[READING PASSAGE]:
Imola's Ceramics Sector Spent €100 Million on Automation and Made Its Hiring Problem Worse
Imola sits at the eastern edge of Italy's ceramic corridor, anchored by two cooperatives that together employ more than 3,000 people and generate billions in global revenue. Sacmi, the machinery manufacturer, confirmed a €60 million investment plan for its Imola headquarters running through 2026. Concorde Group, parent of Imola Ceramica, exports 75% of its tile output to markets from North America to the Middle East. By any commercial measure, this is a sector in growth.
Yet the roles required to sustain that growth are going unfilled at rates that should concern every executive in the cluster. Vacancy durations for senior automation engineers in ceramic machinery now run 2.8 times longer than the Emilia-Romagna engineering average. The qualified pool of ceramic digital printing specialists across the entire region numbers between 200 and 250 people. And 28% of the manufacturing workforce in the relevant NACE classification is aged 55 or older, with 12 to 15% of technical staff eligible for retirement by 2027. The investment is there. The orders are there. The people are not.
What follows is an analysis of why capital expenditure in automation has deepened rather than resolved the talent crisis in Imola's ceramic cluster, what that means for the executives and hiring leaders responsible for filling these roles, and what a realistic hiring strategy looks like in a market where 75 to 90% of the candidates you need are not looking for a new position.
The Automation Paradox: More Investment, Fewer Available Workers
The conventional assumption is straightforward. Invest in automation, reduce dependence on human labour, and ease the pressure on a shrinking workforce. In Imola's ceramic sector, the opposite has occurred.
Aggregate sector investment exceeding €100 million annually in automation technologies was designed to reduce labour dependency. Instead, according to Unioncamere Excelsior data compared with Confindustria Ceramica investment surveys, vacancy durations for the technicians and engineers required to maintain, programme, and optimise these systems have lengthened by 40% since 2020.
This is the original analytical claim that underpins the entire article: automation in Imola's ceramics cluster has not replaced one kind of worker with a smaller, more efficient workforce. It has replaced one kind of worker with another kind that does not yet exist in sufficient numbers. The capital moved faster than human capital could follow. Every automated pressing line, every AI-driven quality inspection system, every digital decoration platform requires engineers who understand both the ceramic process and the software controlling it. These hybrid profiles are among the rarest in European manufacturing.
Why the Skills Requirement Shifted Upward
Sacmi's Imola campus now operates as the primary manufacturing and R&D hub for its Ceramics Division. The €45 to 50 million in annual capital expenditure has been focused on automated pressing and digital decoration technologies. The new Digital Lab, part of the confirmed 2024 to 2026 investment plan, adds AI-driven process optimisation to the technology stack.
Each of these investments creates demand for a specific kind of engineer. Not the mechanical technician who maintained hydraulic presses in 2015. The requirement now is for professionals fluent in industrial IoT, predictive maintenance algorithms for continuous-cycle kilns, and cyber-physical system architecture. The job title may still read "automation engineer." The actual skill profile has transformed.

[DATA SEGMENT]:

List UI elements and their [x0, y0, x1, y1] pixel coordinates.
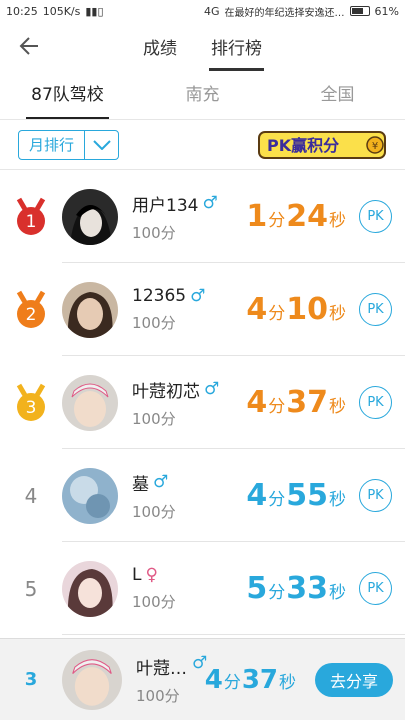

[TASK INSTRUCTIONS]:
Quote the article on Imola's ceramics hiring word for word, starting with "The Automation Paradox: More" and going on through "40% since 2020.".

[COMPLETED TASK]:
The Automation Paradox: More Investment, Fewer Available Workers
The conventional assumption is straightforward. Invest in automation, reduce dependence on human labour, and ease the pressure on a shrinking workforce. In Imola's ceramic sector, the opposite has occurred.
Aggregate sector investment exceeding €100 million annually in automation technologies was designed to reduce labour dependency. Instead, according to Unioncamere Excelsior data compared with Confindustria Ceramica investment surveys, vacancy durations for the technicians and engineers required to maintain, programme, and optimise these systems have lengthened by 40% since 2020.